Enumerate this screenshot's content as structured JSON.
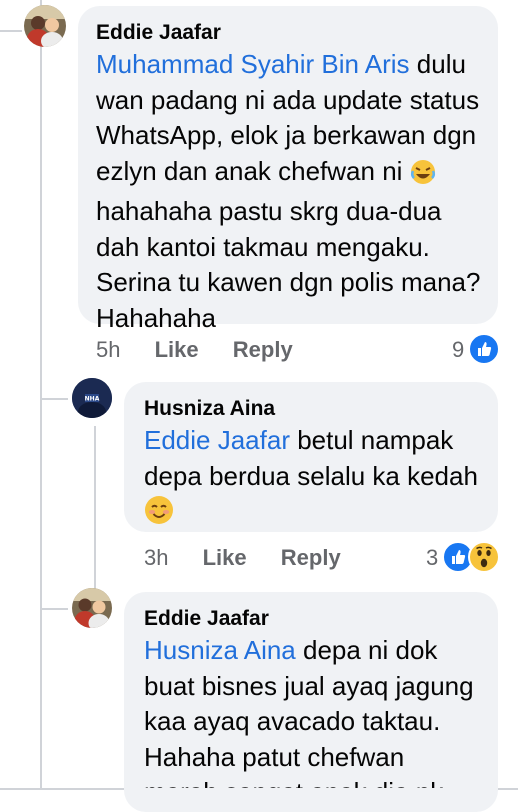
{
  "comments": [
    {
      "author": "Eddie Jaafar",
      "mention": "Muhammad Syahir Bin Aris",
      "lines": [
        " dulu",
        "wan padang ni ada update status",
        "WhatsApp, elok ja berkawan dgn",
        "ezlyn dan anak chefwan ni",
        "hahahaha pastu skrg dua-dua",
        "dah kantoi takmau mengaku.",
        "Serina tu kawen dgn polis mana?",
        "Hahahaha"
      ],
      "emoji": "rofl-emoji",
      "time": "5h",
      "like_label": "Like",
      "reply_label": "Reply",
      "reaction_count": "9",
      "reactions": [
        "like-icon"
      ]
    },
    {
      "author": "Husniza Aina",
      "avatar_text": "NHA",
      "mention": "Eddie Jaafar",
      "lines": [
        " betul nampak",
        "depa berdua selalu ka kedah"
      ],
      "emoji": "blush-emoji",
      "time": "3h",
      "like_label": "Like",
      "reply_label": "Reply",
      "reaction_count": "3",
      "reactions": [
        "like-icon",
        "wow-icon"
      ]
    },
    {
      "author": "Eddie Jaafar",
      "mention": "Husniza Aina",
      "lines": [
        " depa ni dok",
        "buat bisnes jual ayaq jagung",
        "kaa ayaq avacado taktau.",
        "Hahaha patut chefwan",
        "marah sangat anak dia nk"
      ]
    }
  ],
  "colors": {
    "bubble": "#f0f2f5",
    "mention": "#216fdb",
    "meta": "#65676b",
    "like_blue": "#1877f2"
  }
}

******************************

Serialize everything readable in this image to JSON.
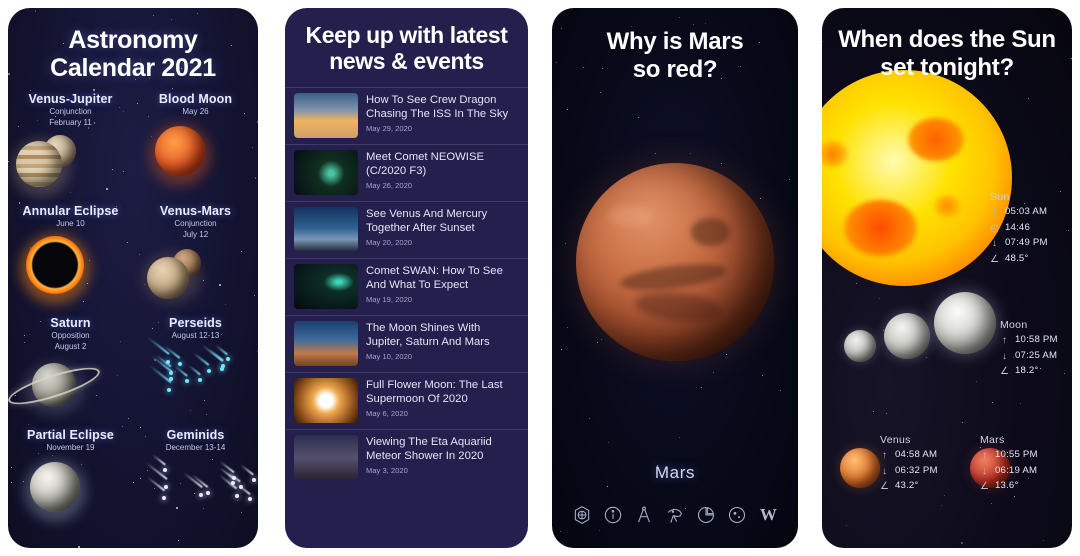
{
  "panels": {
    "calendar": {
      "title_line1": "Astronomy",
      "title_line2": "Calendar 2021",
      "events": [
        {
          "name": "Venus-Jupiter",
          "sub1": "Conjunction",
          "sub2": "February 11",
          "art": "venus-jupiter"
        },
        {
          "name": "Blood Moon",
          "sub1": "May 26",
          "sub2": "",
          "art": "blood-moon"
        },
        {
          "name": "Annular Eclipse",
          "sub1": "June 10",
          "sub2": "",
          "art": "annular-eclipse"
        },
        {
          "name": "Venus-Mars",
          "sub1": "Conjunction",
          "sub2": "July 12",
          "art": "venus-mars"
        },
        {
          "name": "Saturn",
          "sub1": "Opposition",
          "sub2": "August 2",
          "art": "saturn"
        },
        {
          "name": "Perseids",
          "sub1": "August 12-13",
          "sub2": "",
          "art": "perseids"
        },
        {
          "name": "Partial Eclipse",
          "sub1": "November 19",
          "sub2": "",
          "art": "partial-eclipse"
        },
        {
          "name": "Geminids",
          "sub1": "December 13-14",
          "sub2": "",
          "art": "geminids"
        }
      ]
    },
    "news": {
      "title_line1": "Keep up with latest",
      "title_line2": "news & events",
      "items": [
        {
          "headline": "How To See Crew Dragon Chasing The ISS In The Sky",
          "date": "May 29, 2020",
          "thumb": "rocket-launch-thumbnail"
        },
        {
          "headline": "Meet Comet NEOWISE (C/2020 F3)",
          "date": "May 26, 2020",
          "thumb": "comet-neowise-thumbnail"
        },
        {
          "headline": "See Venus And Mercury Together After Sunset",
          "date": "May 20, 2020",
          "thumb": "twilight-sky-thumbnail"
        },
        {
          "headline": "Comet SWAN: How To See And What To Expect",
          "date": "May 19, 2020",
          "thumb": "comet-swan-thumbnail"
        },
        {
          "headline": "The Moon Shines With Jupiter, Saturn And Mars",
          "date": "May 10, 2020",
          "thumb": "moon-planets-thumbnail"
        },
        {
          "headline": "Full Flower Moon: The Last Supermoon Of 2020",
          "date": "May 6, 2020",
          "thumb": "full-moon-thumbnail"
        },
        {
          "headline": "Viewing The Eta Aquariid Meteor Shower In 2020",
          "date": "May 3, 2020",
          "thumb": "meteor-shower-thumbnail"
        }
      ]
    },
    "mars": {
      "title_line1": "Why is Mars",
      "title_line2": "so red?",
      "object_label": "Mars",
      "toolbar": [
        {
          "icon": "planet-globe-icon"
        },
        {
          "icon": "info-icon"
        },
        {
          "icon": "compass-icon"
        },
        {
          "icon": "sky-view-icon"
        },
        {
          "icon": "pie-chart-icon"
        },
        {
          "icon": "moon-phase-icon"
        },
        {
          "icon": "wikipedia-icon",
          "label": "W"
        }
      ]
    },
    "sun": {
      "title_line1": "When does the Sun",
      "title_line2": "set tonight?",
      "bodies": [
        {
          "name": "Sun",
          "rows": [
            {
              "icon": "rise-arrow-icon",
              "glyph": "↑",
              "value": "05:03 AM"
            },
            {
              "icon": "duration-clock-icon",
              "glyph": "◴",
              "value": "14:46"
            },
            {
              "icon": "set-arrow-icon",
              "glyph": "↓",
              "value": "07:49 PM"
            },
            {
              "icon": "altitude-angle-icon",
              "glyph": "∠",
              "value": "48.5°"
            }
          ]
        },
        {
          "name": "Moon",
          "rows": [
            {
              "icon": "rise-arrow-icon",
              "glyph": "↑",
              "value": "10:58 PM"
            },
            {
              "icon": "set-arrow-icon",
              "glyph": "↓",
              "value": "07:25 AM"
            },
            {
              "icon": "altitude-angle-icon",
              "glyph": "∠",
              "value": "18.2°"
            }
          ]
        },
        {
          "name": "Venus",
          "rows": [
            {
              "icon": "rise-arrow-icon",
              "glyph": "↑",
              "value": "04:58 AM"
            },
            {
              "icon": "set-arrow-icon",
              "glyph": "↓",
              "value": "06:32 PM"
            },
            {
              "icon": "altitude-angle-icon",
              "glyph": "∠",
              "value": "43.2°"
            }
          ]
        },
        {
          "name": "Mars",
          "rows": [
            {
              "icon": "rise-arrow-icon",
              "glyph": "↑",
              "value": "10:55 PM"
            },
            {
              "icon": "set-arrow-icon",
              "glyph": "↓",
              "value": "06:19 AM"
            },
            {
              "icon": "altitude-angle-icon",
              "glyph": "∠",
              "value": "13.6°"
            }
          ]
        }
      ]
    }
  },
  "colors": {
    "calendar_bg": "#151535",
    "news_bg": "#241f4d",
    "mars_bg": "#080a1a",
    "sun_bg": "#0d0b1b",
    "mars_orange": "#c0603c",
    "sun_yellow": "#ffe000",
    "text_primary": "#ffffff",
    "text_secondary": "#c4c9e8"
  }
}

******************************

◆ INSTRUCTIONS TO FOLLOW ◆
Gather each line from the entries above that includes the word "chefwan".

◆ OUTPUT FOR THIS TASK ◆
        "ezlyn dan anak chefwan ni",
        "Hahaha patut chefwan",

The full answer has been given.